[begin Material to process]

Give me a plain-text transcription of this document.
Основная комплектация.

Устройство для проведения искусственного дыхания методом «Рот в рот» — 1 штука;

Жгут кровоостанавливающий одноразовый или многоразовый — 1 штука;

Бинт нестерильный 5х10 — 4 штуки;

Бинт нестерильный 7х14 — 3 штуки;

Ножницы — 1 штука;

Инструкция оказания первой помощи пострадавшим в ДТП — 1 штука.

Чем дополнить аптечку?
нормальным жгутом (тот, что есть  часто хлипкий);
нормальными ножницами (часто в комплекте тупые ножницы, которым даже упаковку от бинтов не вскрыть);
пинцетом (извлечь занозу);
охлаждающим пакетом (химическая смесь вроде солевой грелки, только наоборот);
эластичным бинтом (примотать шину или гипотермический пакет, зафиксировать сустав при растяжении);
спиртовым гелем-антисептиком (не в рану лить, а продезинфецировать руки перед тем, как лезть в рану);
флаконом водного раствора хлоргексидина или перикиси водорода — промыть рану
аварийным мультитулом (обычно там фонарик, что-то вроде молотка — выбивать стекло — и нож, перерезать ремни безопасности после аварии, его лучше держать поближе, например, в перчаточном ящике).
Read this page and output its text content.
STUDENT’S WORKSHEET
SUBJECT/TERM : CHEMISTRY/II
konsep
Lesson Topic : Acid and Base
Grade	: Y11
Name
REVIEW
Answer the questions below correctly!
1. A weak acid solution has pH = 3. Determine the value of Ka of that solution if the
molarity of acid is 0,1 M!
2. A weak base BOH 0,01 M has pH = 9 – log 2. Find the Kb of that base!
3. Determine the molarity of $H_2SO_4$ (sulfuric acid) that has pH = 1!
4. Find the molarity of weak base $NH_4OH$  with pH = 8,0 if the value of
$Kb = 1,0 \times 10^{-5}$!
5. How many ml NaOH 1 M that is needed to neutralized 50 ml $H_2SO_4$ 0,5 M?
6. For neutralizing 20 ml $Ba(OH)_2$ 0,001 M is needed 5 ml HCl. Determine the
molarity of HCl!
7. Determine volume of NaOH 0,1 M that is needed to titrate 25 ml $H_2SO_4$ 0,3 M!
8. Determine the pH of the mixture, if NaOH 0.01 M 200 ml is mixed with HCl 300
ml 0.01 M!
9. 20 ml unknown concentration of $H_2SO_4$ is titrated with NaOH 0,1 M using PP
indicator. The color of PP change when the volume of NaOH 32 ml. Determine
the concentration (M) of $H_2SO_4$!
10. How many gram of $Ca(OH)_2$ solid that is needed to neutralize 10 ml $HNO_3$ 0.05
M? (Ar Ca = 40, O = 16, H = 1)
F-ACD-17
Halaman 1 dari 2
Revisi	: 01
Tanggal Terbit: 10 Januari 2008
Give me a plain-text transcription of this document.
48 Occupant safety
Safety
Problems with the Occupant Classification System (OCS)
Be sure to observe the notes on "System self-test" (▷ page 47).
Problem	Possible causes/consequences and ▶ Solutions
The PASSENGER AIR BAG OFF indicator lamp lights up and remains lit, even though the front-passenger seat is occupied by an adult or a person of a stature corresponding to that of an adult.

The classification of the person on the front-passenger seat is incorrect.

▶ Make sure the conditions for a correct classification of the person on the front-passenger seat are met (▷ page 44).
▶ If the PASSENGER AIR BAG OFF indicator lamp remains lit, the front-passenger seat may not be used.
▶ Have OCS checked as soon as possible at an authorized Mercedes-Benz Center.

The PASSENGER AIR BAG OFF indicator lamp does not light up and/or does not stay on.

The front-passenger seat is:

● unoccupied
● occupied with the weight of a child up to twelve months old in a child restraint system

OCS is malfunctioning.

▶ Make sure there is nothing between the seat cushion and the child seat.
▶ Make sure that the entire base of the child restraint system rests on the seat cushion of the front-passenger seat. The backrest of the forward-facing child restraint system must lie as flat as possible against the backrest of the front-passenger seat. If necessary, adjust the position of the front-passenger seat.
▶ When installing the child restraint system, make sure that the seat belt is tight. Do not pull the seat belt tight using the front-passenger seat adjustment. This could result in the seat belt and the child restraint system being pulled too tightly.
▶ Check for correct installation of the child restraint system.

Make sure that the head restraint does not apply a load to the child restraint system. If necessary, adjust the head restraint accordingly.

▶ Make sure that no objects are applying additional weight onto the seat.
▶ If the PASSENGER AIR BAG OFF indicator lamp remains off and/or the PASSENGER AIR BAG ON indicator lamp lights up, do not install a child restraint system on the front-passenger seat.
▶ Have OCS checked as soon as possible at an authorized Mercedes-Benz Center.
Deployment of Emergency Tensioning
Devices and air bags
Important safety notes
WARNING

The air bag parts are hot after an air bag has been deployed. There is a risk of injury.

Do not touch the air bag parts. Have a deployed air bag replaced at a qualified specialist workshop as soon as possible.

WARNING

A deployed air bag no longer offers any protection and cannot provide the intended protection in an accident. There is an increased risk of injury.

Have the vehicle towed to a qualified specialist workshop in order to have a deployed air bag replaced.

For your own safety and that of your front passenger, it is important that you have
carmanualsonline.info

[end Material to process]

▸ Given instruction
Copy out all lines where the word "lamp" appears.

▸ Completed task
The PASSENGER AIR BAG OFF indicator lamp lights up and remains lit, even though the front-passenger seat is occupied by an adult or a person of a stature corresponding to that of an adult.
▶ If the PASSENGER AIR BAG OFF indicator lamp remains lit, the front-passenger seat may not be used.
The PASSENGER AIR BAG OFF indicator lamp does not light up and/or does not stay on.
▶ If the PASSENGER AIR BAG OFF indicator lamp remains off and/or the PASSENGER AIR BAG ON indicator lamp lights up, do not install a child restraint system on the front-passenger seat.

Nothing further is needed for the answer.